**Stated problem**.
Please count the lines in the listing below where the word "Saussure" appears. Give the number only.
** Begin Material to process **
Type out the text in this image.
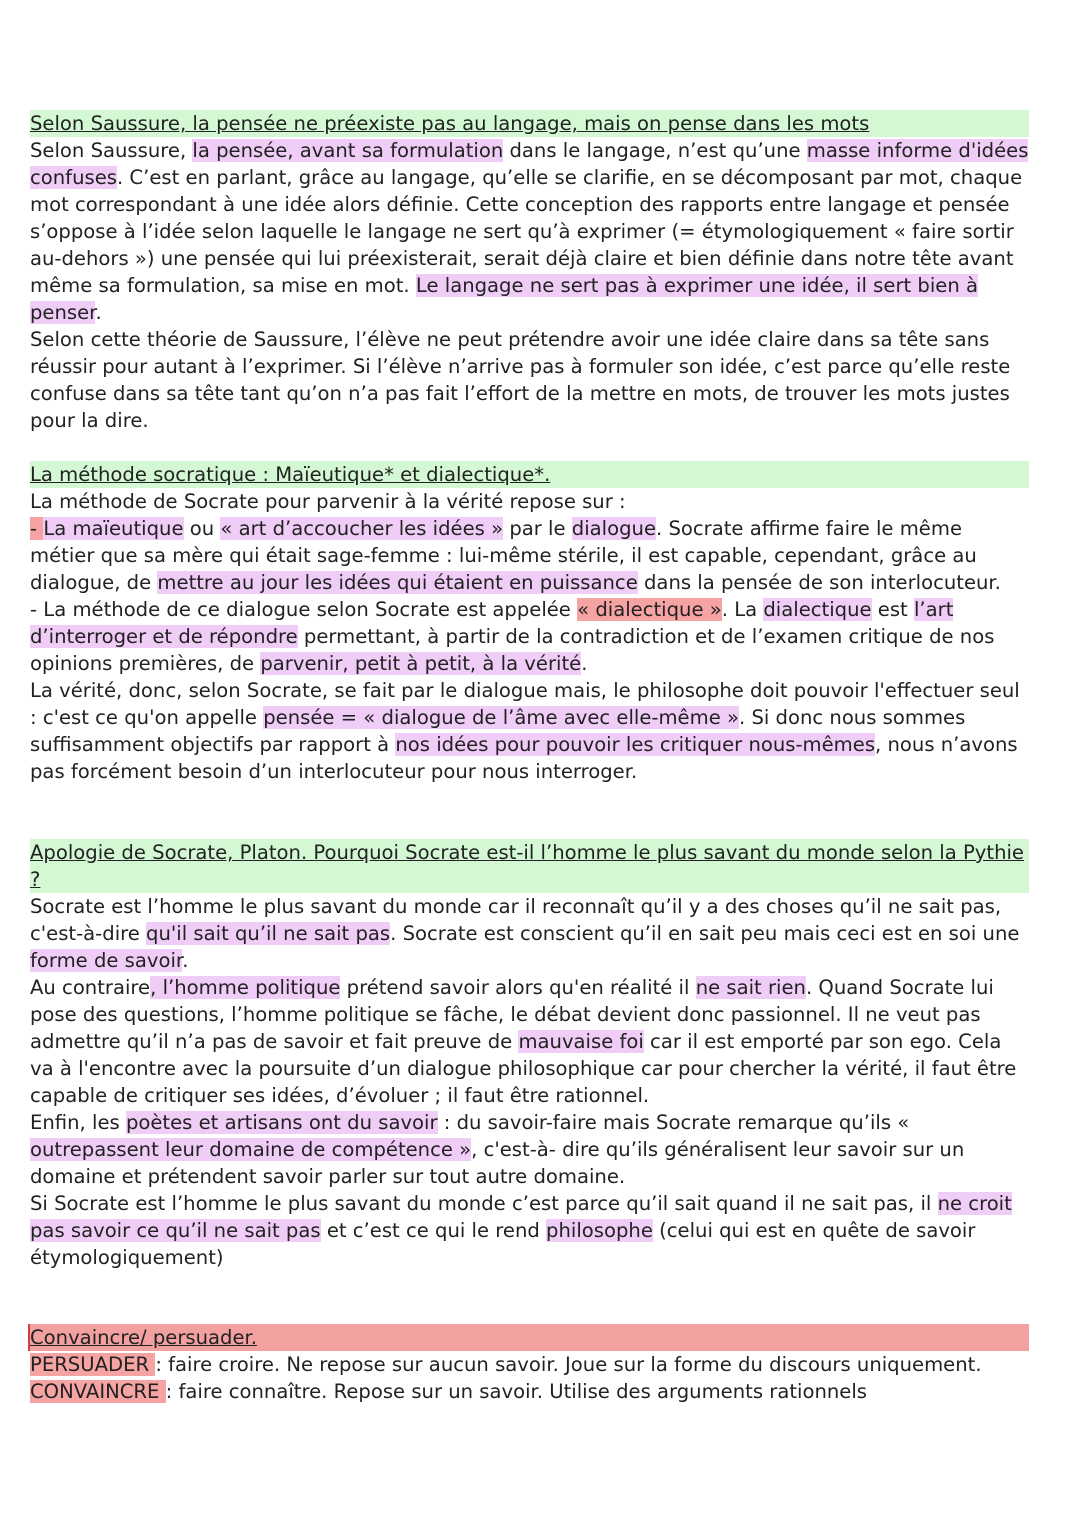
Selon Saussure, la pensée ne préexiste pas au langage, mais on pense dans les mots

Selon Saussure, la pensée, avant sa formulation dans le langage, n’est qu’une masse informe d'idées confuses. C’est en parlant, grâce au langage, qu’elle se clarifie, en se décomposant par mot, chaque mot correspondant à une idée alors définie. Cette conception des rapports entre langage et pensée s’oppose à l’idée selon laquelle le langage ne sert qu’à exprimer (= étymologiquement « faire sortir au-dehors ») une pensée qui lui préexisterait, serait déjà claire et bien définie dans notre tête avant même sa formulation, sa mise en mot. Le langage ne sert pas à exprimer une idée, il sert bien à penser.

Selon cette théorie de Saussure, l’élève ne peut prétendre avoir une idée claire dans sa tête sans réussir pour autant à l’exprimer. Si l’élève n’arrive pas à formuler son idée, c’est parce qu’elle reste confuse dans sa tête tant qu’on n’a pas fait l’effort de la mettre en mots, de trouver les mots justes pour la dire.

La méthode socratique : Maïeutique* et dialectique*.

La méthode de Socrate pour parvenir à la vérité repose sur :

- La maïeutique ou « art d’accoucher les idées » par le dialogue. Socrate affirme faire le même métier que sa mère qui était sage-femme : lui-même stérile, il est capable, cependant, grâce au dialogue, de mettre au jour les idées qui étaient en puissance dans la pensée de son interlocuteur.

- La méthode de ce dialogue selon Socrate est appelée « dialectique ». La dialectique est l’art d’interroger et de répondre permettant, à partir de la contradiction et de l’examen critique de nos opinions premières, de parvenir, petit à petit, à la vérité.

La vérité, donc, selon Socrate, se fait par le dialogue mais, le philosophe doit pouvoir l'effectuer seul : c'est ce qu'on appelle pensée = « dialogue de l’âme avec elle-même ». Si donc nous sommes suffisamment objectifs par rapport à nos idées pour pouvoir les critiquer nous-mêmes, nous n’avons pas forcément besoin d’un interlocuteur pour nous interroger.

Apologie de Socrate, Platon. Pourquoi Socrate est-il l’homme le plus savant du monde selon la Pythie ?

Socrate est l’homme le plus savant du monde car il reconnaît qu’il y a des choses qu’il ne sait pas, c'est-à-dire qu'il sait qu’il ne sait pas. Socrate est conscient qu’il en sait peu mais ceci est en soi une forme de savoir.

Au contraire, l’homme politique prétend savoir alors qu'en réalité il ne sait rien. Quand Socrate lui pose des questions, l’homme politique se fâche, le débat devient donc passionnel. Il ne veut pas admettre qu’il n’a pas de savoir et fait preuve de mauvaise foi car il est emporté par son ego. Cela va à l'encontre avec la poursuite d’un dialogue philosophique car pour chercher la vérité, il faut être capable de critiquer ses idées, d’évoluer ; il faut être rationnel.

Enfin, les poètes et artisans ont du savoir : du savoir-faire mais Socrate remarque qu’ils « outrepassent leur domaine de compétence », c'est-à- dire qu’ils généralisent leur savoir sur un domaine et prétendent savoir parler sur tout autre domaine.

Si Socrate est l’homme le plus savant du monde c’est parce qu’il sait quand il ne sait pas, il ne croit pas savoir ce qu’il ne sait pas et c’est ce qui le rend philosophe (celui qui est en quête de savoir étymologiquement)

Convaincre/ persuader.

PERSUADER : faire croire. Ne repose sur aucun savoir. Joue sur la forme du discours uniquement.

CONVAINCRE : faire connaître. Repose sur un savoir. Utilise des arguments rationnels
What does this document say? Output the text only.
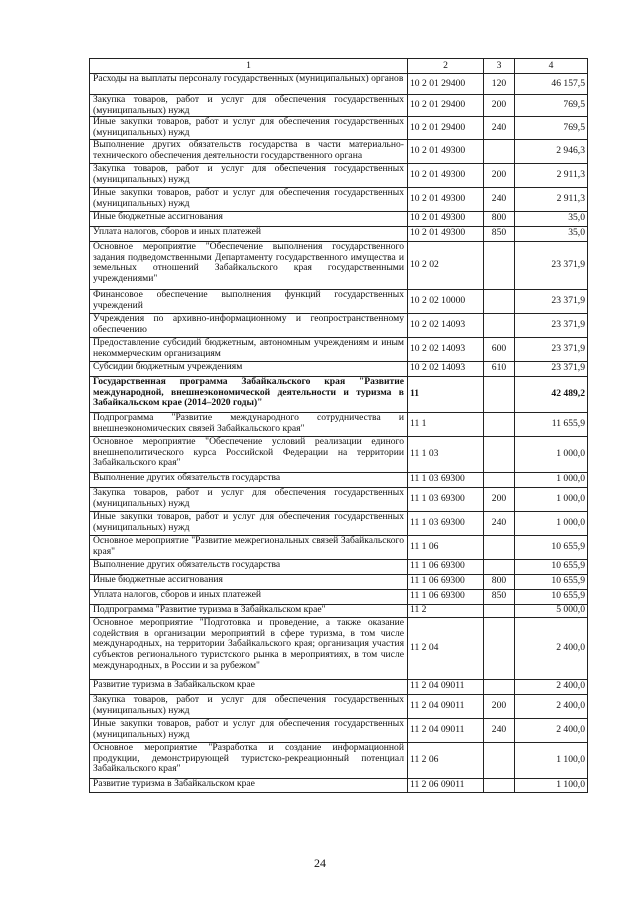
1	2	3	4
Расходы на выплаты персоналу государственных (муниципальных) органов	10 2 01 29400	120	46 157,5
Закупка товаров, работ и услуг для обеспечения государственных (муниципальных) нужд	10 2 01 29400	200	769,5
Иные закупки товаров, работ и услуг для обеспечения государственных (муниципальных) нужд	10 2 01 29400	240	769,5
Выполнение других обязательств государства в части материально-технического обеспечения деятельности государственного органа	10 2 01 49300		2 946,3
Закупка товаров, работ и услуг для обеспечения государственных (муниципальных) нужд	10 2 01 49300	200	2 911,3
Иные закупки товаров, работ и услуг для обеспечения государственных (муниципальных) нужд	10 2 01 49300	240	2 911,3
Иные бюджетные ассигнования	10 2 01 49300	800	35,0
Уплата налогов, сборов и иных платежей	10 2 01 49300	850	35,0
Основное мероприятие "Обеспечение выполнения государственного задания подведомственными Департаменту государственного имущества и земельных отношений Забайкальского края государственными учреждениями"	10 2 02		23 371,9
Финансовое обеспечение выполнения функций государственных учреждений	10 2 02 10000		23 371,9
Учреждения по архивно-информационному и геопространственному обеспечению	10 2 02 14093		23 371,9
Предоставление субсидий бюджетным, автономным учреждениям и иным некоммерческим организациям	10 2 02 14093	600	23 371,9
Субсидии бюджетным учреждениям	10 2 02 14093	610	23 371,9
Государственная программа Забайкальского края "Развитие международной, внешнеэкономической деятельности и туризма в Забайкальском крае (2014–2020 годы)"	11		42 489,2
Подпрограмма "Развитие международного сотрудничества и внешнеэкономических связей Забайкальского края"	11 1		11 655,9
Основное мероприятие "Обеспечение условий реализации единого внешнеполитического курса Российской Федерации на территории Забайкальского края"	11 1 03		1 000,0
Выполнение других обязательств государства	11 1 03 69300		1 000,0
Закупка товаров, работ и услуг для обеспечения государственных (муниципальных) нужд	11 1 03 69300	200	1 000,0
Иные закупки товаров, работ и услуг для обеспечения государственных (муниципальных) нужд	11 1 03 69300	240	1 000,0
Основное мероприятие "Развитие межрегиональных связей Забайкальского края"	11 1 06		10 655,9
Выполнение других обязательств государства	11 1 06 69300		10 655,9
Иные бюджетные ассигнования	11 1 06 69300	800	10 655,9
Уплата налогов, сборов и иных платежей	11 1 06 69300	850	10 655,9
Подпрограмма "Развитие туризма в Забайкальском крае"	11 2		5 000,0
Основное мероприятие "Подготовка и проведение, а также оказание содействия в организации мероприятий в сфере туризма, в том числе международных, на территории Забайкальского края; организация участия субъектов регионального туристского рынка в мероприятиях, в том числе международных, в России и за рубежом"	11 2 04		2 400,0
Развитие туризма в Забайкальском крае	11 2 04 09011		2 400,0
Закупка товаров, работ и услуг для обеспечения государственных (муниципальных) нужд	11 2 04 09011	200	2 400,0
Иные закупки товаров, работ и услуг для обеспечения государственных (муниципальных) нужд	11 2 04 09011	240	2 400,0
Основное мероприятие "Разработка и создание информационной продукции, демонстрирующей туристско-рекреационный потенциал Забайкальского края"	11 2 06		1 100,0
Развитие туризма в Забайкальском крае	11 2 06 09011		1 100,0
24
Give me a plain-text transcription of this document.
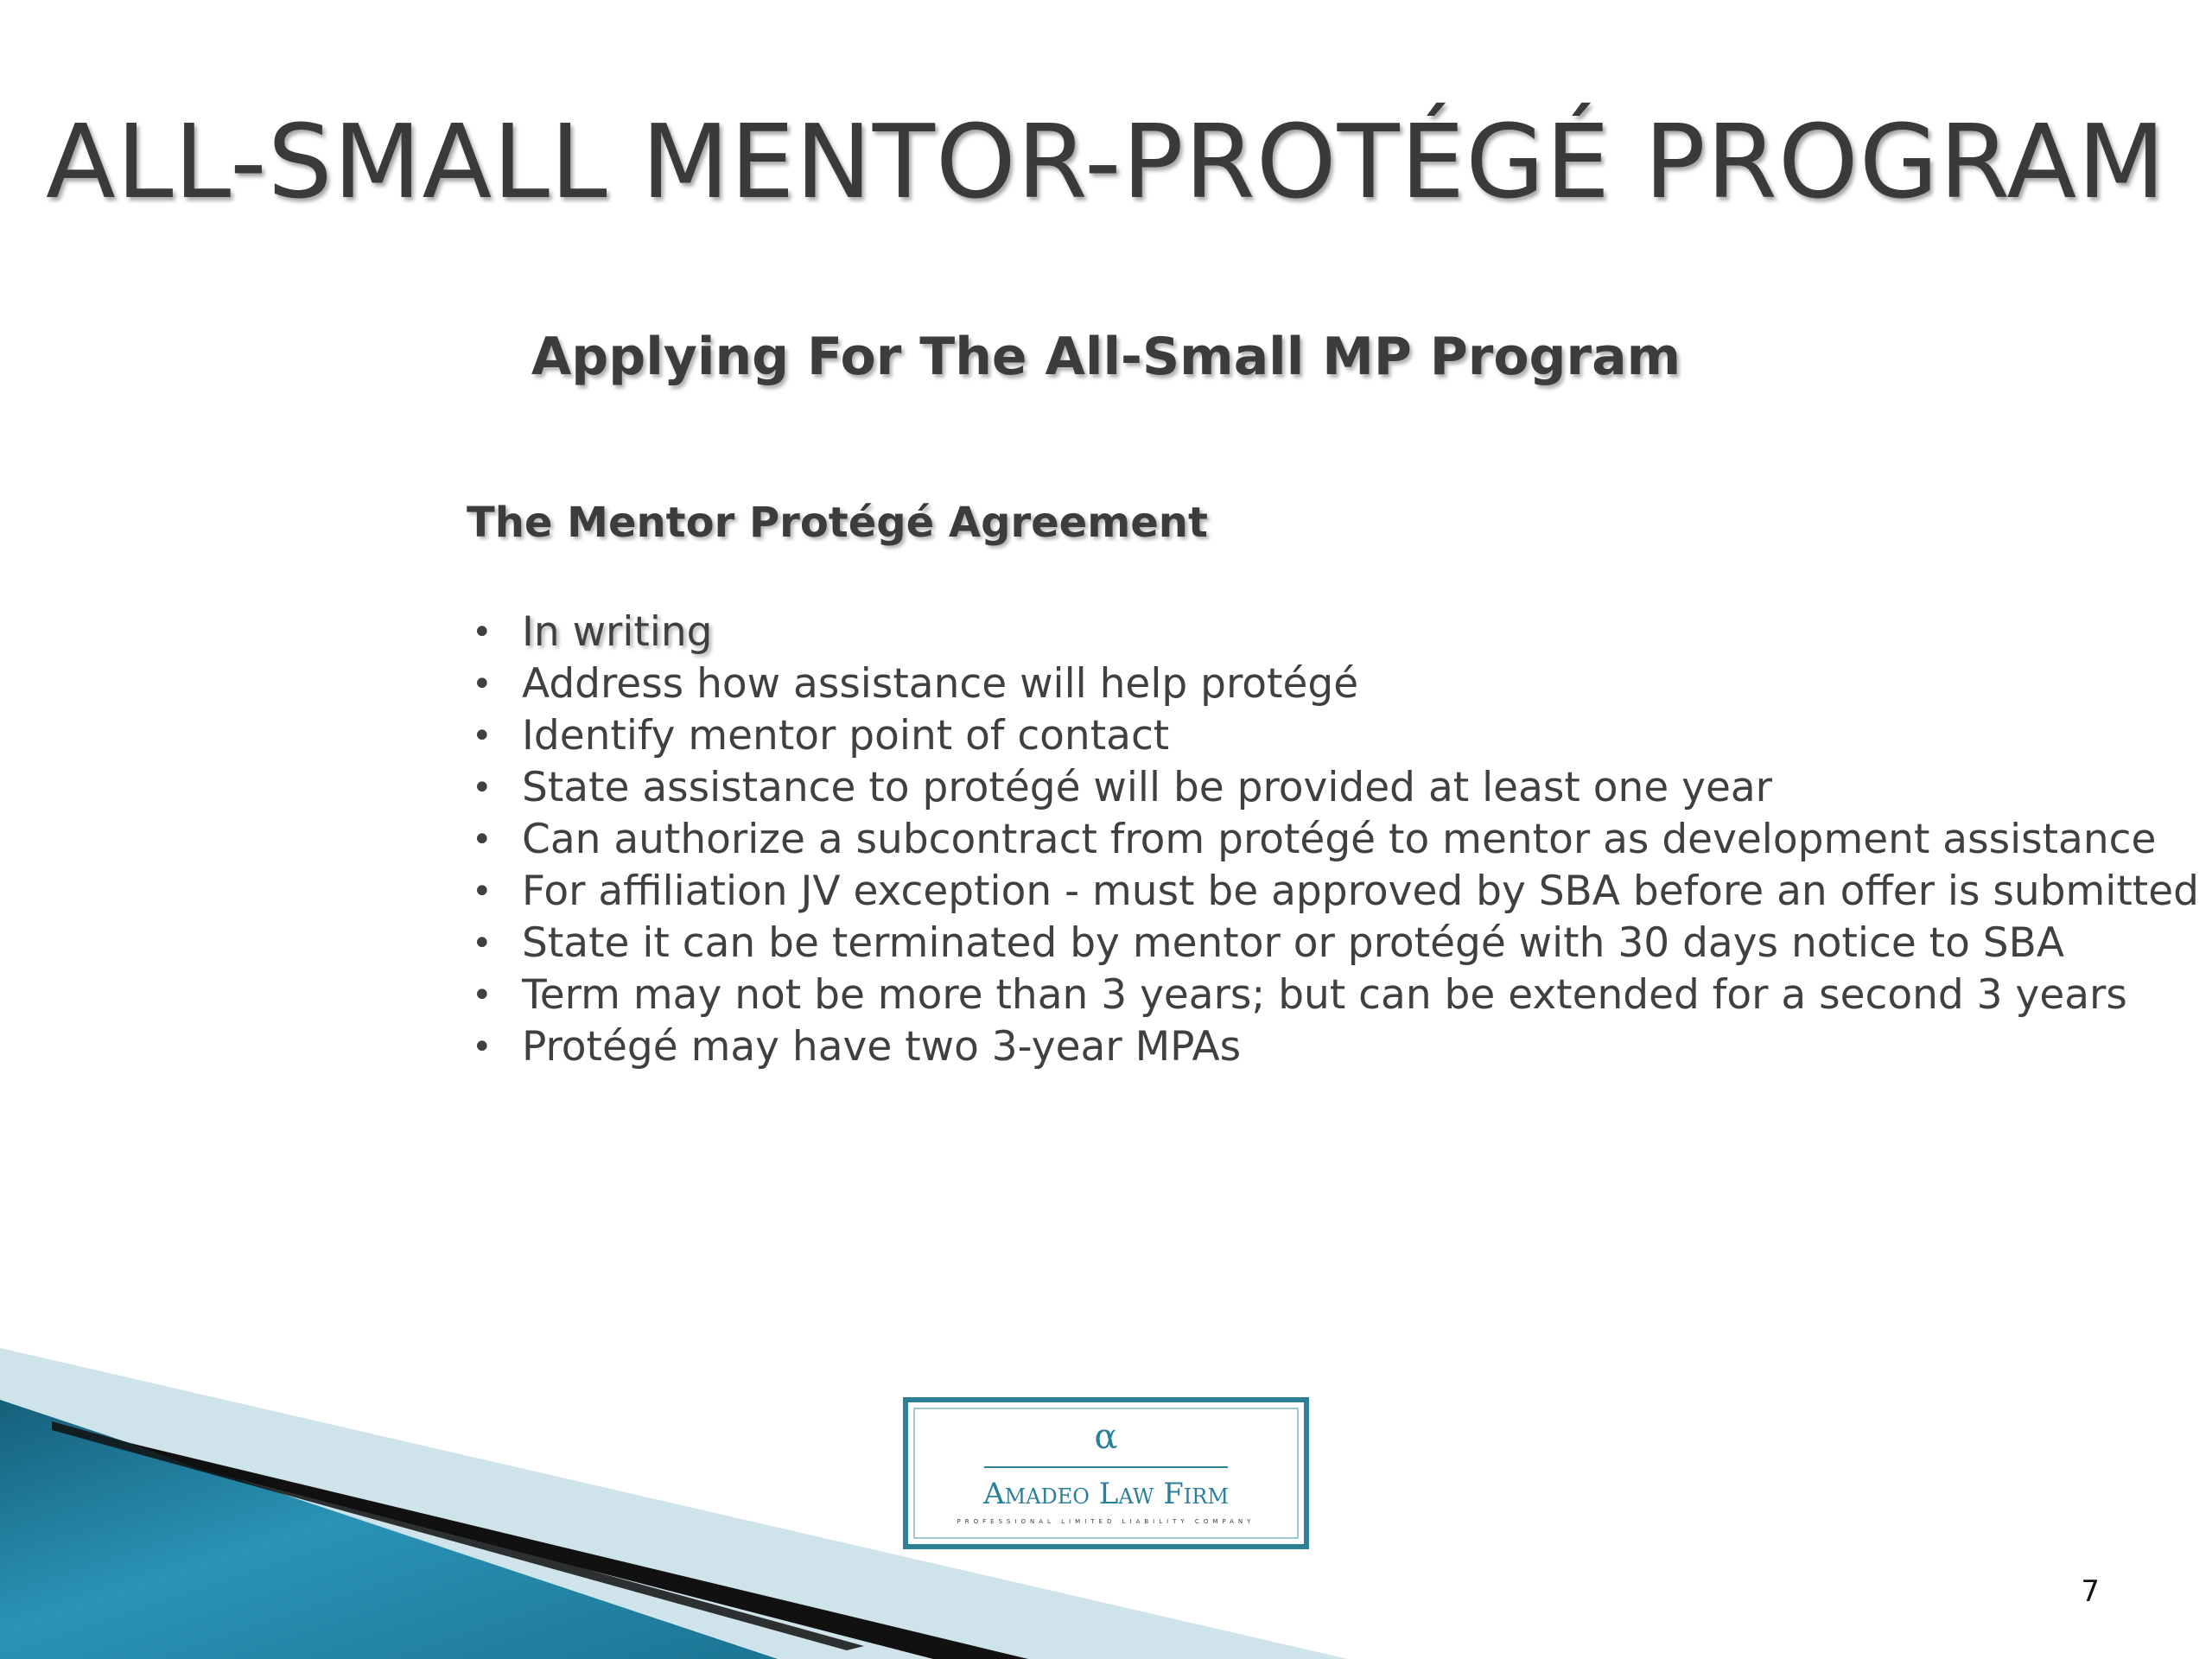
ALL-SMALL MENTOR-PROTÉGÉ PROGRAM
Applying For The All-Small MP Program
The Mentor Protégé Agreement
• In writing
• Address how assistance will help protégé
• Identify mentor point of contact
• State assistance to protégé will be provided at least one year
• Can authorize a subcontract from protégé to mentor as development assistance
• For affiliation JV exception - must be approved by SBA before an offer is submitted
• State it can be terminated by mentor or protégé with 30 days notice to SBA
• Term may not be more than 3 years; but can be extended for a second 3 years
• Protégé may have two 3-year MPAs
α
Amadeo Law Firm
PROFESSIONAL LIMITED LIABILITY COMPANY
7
** End Material to process **
**Correct answer**.
3